_EXERCISE INPUTS_:
-----

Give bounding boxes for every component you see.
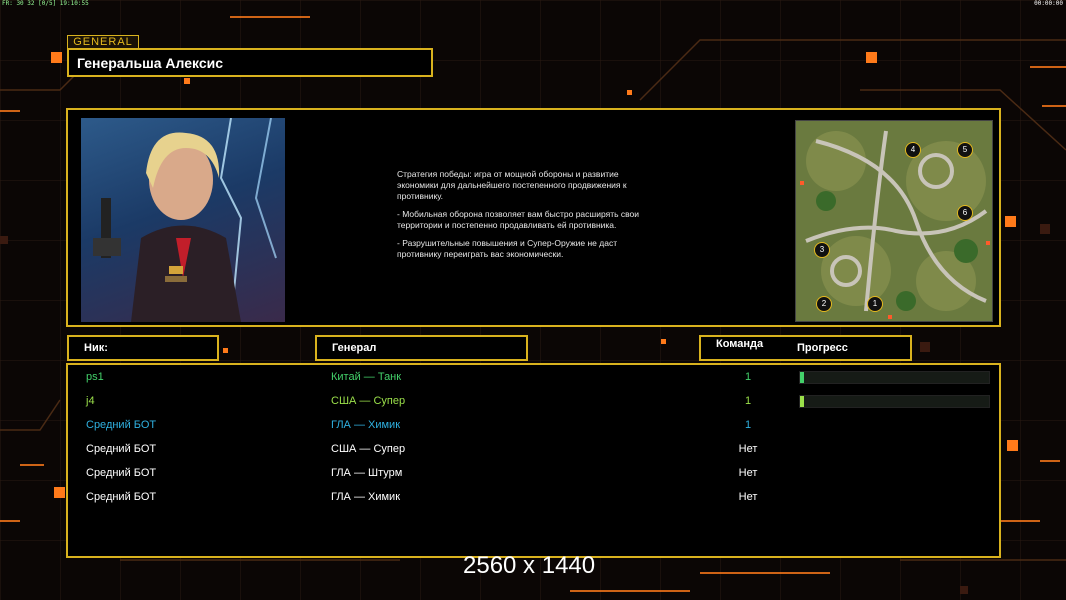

-----

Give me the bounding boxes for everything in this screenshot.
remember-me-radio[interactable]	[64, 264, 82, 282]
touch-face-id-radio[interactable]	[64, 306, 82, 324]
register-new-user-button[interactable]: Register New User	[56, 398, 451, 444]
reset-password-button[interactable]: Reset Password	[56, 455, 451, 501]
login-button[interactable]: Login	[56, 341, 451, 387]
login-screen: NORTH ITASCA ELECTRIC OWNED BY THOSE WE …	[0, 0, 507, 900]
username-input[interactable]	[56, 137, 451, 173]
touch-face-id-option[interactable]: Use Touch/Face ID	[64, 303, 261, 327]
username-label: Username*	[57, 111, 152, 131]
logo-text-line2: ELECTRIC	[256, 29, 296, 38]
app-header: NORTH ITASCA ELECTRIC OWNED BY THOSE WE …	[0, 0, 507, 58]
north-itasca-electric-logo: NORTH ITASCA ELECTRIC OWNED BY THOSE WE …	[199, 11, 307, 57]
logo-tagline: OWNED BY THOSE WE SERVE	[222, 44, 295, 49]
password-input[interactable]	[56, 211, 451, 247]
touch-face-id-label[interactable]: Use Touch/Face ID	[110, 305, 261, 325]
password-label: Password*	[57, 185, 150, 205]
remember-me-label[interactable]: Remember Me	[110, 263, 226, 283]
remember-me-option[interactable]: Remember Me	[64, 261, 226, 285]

-----

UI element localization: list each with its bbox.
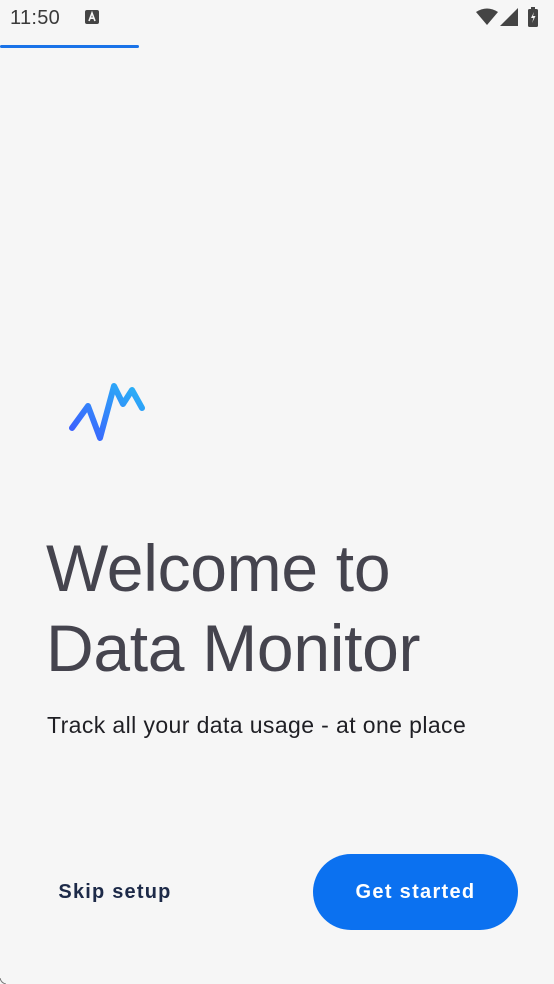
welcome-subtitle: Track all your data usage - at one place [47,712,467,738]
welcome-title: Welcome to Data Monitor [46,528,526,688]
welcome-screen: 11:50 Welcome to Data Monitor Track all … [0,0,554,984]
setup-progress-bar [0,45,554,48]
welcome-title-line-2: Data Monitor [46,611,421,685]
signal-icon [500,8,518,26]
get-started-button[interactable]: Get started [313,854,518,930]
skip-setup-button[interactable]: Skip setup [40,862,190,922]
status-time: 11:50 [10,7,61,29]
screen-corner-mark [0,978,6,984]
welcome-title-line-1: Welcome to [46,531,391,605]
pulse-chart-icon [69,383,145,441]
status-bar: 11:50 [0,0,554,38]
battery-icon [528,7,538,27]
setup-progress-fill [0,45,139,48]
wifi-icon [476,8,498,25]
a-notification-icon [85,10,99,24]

-----

_WORK INSTRUCTIONS_: Copy the entries from the line containing "UI element localization: list" through the line containing "skip-setup-button[interactable]: Skip setup", replacing "Data Monitor" with "Usage Tracker" and keeping everything else the same. Leave the pictures out of your answer.

_EXERCISE ANSWER_:
UI element localization: list each with its bbox.
welcome-subtitle: Track all your data usage - at one place [47,712,467,738]
welcome-title: Welcome to Usage Tracker [46,528,526,688]
welcome-screen: 11:50 Welcome to Usage Tracker Track all … [0,0,554,984]
setup-progress-bar [0,45,554,48]
welcome-title-line-2: Usage Tracker [46,611,421,685]
signal-icon [500,8,518,26]
get-started-button[interactable]: Get started [313,854,518,930]
skip-setup-button[interactable]: Skip setup [40,862,190,922]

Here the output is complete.